INSTRUCTIONS FOR THE TASK:
Copy out the records, replacing each "screenshot" with "screen capture" and leaving everything else as it is. Omit the pictures from your answer.

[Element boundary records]
* * * *

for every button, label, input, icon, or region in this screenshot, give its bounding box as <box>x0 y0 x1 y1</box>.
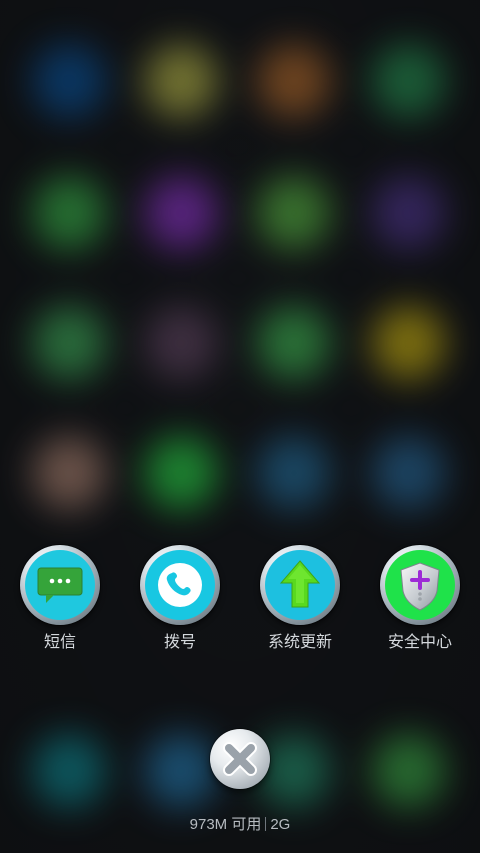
shortcut-label: 安全中心 <box>387 632 452 651</box>
recent-apps-screen: 短信 拨号 系统更新 安全中心 973M 可用 2G <box>0 0 480 853</box>
shield-icon <box>400 562 440 611</box>
shortcut-icon-frame <box>260 545 340 625</box>
memory-separator <box>265 817 267 831</box>
dialer-icon-background <box>145 550 215 620</box>
update-arrow-icon <box>279 560 321 608</box>
shortcut-label: 拨号 <box>163 632 196 651</box>
close-icon <box>223 742 257 776</box>
messages-icon-background <box>25 550 95 620</box>
message-icon <box>37 567 83 603</box>
shortcut-dialer[interactable]: 拨号 <box>120 545 240 665</box>
memory-status: 973M 可用 2G <box>0 816 480 834</box>
shortcut-icon-frame <box>380 545 460 625</box>
phone-icon <box>158 563 202 607</box>
shortcut-label: 系统更新 <box>267 632 332 651</box>
system-update-icon-background <box>265 550 335 620</box>
shortcut-icon-frame <box>140 545 220 625</box>
memory-total: 2G <box>270 816 291 833</box>
security-center-icon-background <box>385 550 455 620</box>
shortcut-security-center[interactable]: 安全中心 <box>360 545 480 665</box>
shortcut-label: 短信 <box>43 632 76 651</box>
shortcut-system-update[interactable]: 系统更新 <box>240 545 360 665</box>
background-shade <box>0 0 480 853</box>
shortcut-icon-frame <box>20 545 100 625</box>
clear-recent-apps-button[interactable] <box>210 729 270 789</box>
memory-available: 973M 可用 <box>189 816 262 833</box>
quick-shortcuts-row: 短信 拨号 系统更新 安全中心 <box>0 545 480 665</box>
shortcut-messages[interactable]: 短信 <box>0 545 120 665</box>
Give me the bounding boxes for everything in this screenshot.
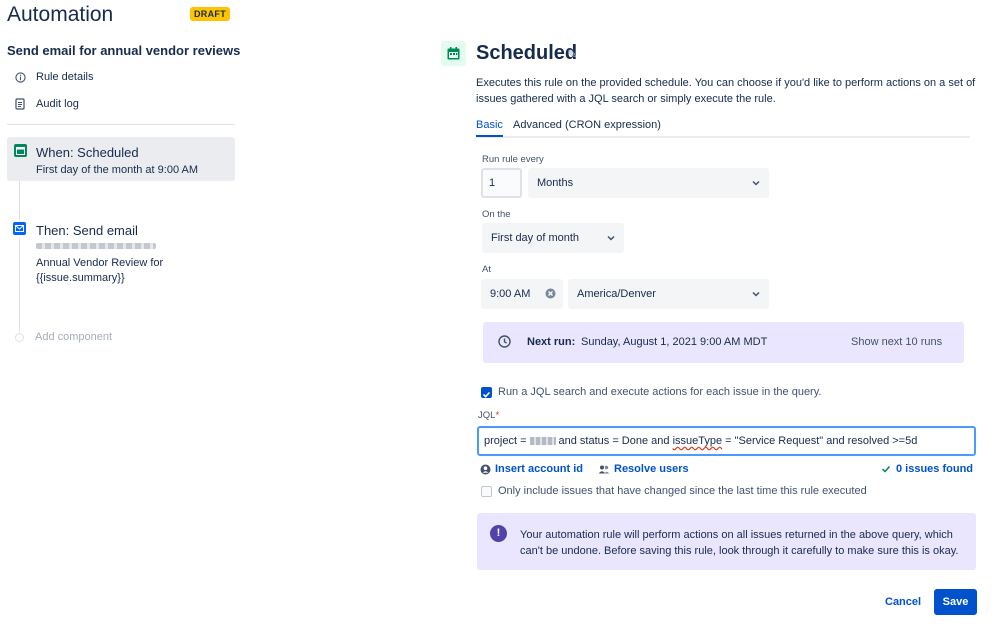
- timeline-connector: [19, 238, 20, 332]
- jql-middle: and status = Done and: [558, 435, 670, 447]
- issues-found-link[interactable]: 0 issues found: [881, 463, 973, 475]
- draft-badge: DRAFT: [190, 7, 230, 21]
- save-button[interactable]: Save: [934, 589, 977, 615]
- insert-account-id-button[interactable]: Insert account id: [480, 463, 583, 475]
- run-every-label: Run rule every: [482, 154, 544, 165]
- time-select[interactable]: 9:00 AM: [481, 279, 563, 309]
- exclamation-icon: !: [490, 525, 507, 542]
- chevron-down-icon: [607, 235, 615, 241]
- action-title[interactable]: Then: Send email: [36, 223, 138, 238]
- jql-checkbox[interactable]: [481, 387, 492, 398]
- app-title: Automation: [7, 3, 114, 26]
- users-icon: [598, 465, 610, 473]
- jql-suffix: = "Service Request" and resolved >=5d: [725, 435, 918, 447]
- next-run-panel: Next run: Sunday, August 1, 2021 9:00 AM…: [483, 322, 964, 363]
- run-every-input[interactable]: 1: [481, 168, 522, 198]
- chevron-down-icon: [752, 180, 760, 186]
- info-icon: [14, 71, 26, 83]
- clear-icon[interactable]: [545, 288, 556, 299]
- changed-only-checkbox[interactable]: [481, 486, 492, 497]
- add-component-dot: [15, 333, 24, 342]
- mail-icon: [13, 222, 26, 235]
- add-component-button[interactable]: Add component: [35, 331, 112, 343]
- jql-label-text: JQL: [478, 410, 496, 421]
- action-subtitle-line2: {{issue.summary}}: [36, 272, 125, 284]
- jql-misspelled: issueType: [672, 435, 723, 447]
- calendar-icon: [447, 47, 460, 60]
- sidebar-divider: [7, 124, 235, 125]
- jql-checkbox-label: Run a JQL search and execute actions for…: [498, 386, 822, 398]
- run-every-unit-select[interactable]: Months: [528, 168, 769, 198]
- changed-only-label: Only include issues that have changed si…: [498, 485, 867, 497]
- page-title: Scheduled: [476, 42, 578, 64]
- warning-panel: ! Your automation rule will perform acti…: [477, 513, 976, 570]
- rule-name: Send email for annual vendor reviews: [7, 43, 241, 58]
- clock-icon: [498, 335, 511, 348]
- checkmark-icon: [482, 391, 491, 398]
- redacted-project: [529, 437, 556, 445]
- timezone-value: America/Denver: [577, 288, 656, 300]
- next-run-value: Sunday, August 1, 2021 9:00 AM MDT: [581, 336, 768, 348]
- redacted-recipient: [36, 243, 156, 249]
- jql-input[interactable]: project = and status = Done and issueTyp…: [477, 426, 976, 456]
- rule-details-link[interactable]: Rule details: [14, 71, 93, 83]
- next-run-label: Next run:: [527, 336, 576, 348]
- cancel-button[interactable]: Cancel: [882, 593, 924, 611]
- jql-label: JQL*: [478, 410, 499, 421]
- trigger-subtitle: First day of the month at 9:00 AM: [36, 164, 199, 176]
- at-label: At: [482, 264, 491, 275]
- resolve-users-label: Resolve users: [614, 463, 689, 475]
- scheduled-icon-wrap: [441, 41, 466, 66]
- run-every-unit-value: Months: [537, 177, 574, 189]
- description: Executes this rule on the provided sched…: [476, 77, 976, 105]
- jql-prefix: project =: [484, 435, 527, 447]
- rule-details-label: Rule details: [36, 71, 94, 83]
- tab-basic[interactable]: Basic: [476, 119, 503, 137]
- chevron-down-icon: [752, 291, 760, 297]
- time-value: 9:00 AM: [490, 288, 531, 300]
- audit-log-label: Audit log: [36, 98, 79, 110]
- required-mark: *: [495, 410, 500, 421]
- timeline-connector: [19, 181, 20, 221]
- timezone-select[interactable]: America/Denver: [568, 279, 769, 309]
- on-the-value: First day of month: [491, 232, 580, 244]
- tab-advanced[interactable]: Advanced (CRON expression): [513, 119, 661, 135]
- tab-bar: Basic Advanced (CRON expression): [476, 117, 970, 138]
- trigger-title: When: Scheduled: [36, 145, 139, 160]
- issues-found-label: 0 issues found: [896, 463, 974, 475]
- edit-pencil-icon[interactable]: ✎: [567, 47, 577, 61]
- on-the-select[interactable]: First day of month: [482, 223, 624, 253]
- on-the-label: On the: [482, 209, 511, 220]
- show-next-runs-button[interactable]: Show next 10 runs: [851, 336, 942, 348]
- calendar-icon: [14, 144, 27, 157]
- warning-text: Your automation rule will perform action…: [520, 529, 959, 557]
- resolve-users-button[interactable]: Resolve users: [598, 463, 689, 475]
- check-icon: [881, 465, 891, 473]
- audit-log-link[interactable]: Audit log: [14, 98, 79, 110]
- document-icon: [14, 98, 26, 110]
- user-icon: [480, 464, 491, 474]
- insert-account-id-label: Insert account id: [495, 463, 584, 475]
- action-subtitle-line1: Annual Vendor Review for: [36, 257, 164, 269]
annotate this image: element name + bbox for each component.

* * * *

ANSWER:
for every button, label, input, icon, or region in this screen capture, give its bounding box as <box>x0 y0 x1 y1</box>.
shortcut-label: 安全中心 <box>387 632 452 651</box>
recent-apps-screen: 短信 拨号 系统更新 安全中心 973M 可用 2G <box>0 0 480 853</box>
shield-icon <box>400 562 440 611</box>
shortcut-icon-frame <box>260 545 340 625</box>
memory-separator <box>265 817 267 831</box>
dialer-icon-background <box>145 550 215 620</box>
update-arrow-icon <box>279 560 321 608</box>
shortcut-label: 拨号 <box>163 632 196 651</box>
close-icon <box>223 742 257 776</box>
messages-icon-background <box>25 550 95 620</box>
message-icon <box>37 567 83 603</box>
shortcut-dialer[interactable]: 拨号 <box>120 545 240 665</box>
memory-status: 973M 可用 2G <box>0 816 480 834</box>
shortcut-icon-frame <box>380 545 460 625</box>
phone-icon <box>158 563 202 607</box>
shortcut-label: 系统更新 <box>267 632 332 651</box>
system-update-icon-background <box>265 550 335 620</box>
shortcut-icon-frame <box>140 545 220 625</box>
memory-total: 2G <box>270 816 291 833</box>
security-center-icon-background <box>385 550 455 620</box>
shortcut-security-center[interactable]: 安全中心 <box>360 545 480 665</box>
shortcut-label: 短信 <box>43 632 76 651</box>
shortcut-system-update[interactable]: 系统更新 <box>240 545 360 665</box>
background-shade <box>0 0 480 853</box>
shortcut-icon-frame <box>20 545 100 625</box>
clear-recent-apps-button[interactable] <box>210 729 270 789</box>
memory-available: 973M 可用 <box>189 816 262 833</box>
quick-shortcuts-row: 短信 拨号 系统更新 安全中心 <box>0 545 480 665</box>
shortcut-messages[interactable]: 短信 <box>0 545 120 665</box>
Give me the bounding boxes for everything in this screen capture.
- timeline-connector: [19, 238, 20, 332]
- jql-middle: and status = Done and: [558, 435, 670, 447]
- issues-found-link[interactable]: 0 issues found: [881, 463, 973, 475]
- draft-badge: DRAFT: [190, 7, 230, 21]
- save-button[interactable]: Save: [934, 589, 977, 615]
- insert-account-id-button[interactable]: Insert account id: [480, 463, 583, 475]
- run-every-label: Run rule every: [482, 154, 544, 165]
- time-select[interactable]: 9:00 AM: [481, 279, 563, 309]
- exclamation-icon: !: [490, 525, 507, 542]
- chevron-down-icon: [607, 235, 615, 241]
- action-title[interactable]: Then: Send email: [36, 223, 138, 238]
- jql-checkbox[interactable]: [481, 387, 492, 398]
- app-title: Automation: [7, 3, 114, 26]
- users-icon: [598, 465, 610, 473]
- jql-suffix: = "Service Request" and resolved >=5d: [725, 435, 918, 447]
- next-run-panel: Next run: Sunday, August 1, 2021 9:00 AM…: [483, 322, 964, 363]
- run-every-input[interactable]: 1: [481, 168, 522, 198]
- chevron-down-icon: [752, 180, 760, 186]
- info-icon: [14, 71, 26, 83]
- clear-icon[interactable]: [545, 288, 556, 299]
- changed-only-checkbox[interactable]: [481, 486, 492, 497]
- add-component-dot: [15, 333, 24, 342]
- mail-icon: [13, 222, 26, 235]
- add-component-button[interactable]: Add component: [35, 331, 112, 343]
- jql-label-text: JQL: [478, 410, 496, 421]
- action-subtitle-line2: {{issue.summary}}: [36, 272, 125, 284]
- jql-misspelled: issueType: [672, 435, 723, 447]
- calendar-icon: [447, 47, 460, 60]
- sidebar-divider: [7, 124, 235, 125]
- jql-checkbox-label: Run a JQL search and execute actions for…: [498, 386, 822, 398]
- run-every-unit-select[interactable]: Months: [528, 168, 769, 198]
- changed-only-label: Only include issues that have changed si…: [498, 485, 867, 497]
- page-title: Scheduled: [476, 42, 578, 64]
- warning-panel: ! Your automation rule will perform acti…: [477, 513, 976, 570]
- rule-name: Send email for annual vendor reviews: [7, 43, 241, 58]
- clock-icon: [498, 335, 511, 348]
- checkmark-icon: [482, 391, 491, 398]
- redacted-project: [529, 437, 556, 445]
- timezone-value: America/Denver: [577, 288, 656, 300]
- next-run-value: Sunday, August 1, 2021 9:00 AM MDT: [581, 336, 768, 348]
- redacted-recipient: [36, 243, 156, 249]
- jql-input[interactable]: project = and status = Done and issueTyp…: [477, 426, 976, 456]
- rule-details-link[interactable]: Rule details: [14, 71, 93, 83]
- next-run-label: Next run:: [527, 336, 576, 348]
- cancel-button[interactable]: Cancel: [882, 593, 924, 611]
- jql-label: JQL*: [478, 410, 499, 421]
- trigger-subtitle: First day of the month at 9:00 AM: [36, 164, 199, 176]
- at-label: At: [482, 264, 491, 275]
- resolve-users-label: Resolve users: [614, 463, 689, 475]
- scheduled-icon-wrap: [441, 41, 466, 66]
- run-every-unit-value: Months: [537, 177, 574, 189]
- description: Executes this rule on the provided sched…: [476, 77, 976, 105]
- jql-prefix: project =: [484, 435, 527, 447]
- rule-details-label: Rule details: [36, 71, 94, 83]
- tab-basic[interactable]: Basic: [476, 119, 503, 137]
- chevron-down-icon: [752, 291, 760, 297]
- time-value: 9:00 AM: [490, 288, 531, 300]
- audit-log-label: Audit log: [36, 98, 79, 110]
- required-mark: *: [495, 410, 500, 421]
- timeline-connector: [19, 181, 20, 221]
- timezone-select[interactable]: America/Denver: [568, 279, 769, 309]
- on-the-value: First day of month: [491, 232, 580, 244]
- tab-advanced[interactable]: Advanced (CRON expression): [513, 119, 661, 135]
- tab-bar: Basic Advanced (CRON expression): [476, 117, 970, 138]
- trigger-title: When: Scheduled: [36, 145, 139, 160]
- issues-found-label: 0 issues found: [896, 463, 974, 475]
- edit-pencil-icon[interactable]: ✎: [567, 47, 577, 61]
- on-the-select[interactable]: First day of month: [482, 223, 624, 253]
- on-the-label: On the: [482, 209, 511, 220]
- show-next-runs-button[interactable]: Show next 10 runs: [851, 336, 942, 348]
- calendar-icon: [14, 144, 27, 157]
- warning-text: Your automation rule will perform action…: [520, 529, 959, 557]
- resolve-users-button[interactable]: Resolve users: [598, 463, 689, 475]
- check-icon: [881, 465, 891, 473]
- audit-log-link[interactable]: Audit log: [14, 98, 79, 110]
- document-icon: [14, 98, 26, 110]
- user-icon: [480, 464, 491, 474]
- insert-account-id-label: Insert account id: [495, 463, 584, 475]
- action-subtitle-line1: Annual Vendor Review for: [36, 257, 164, 269]
annotate this image: element name + bbox for each component.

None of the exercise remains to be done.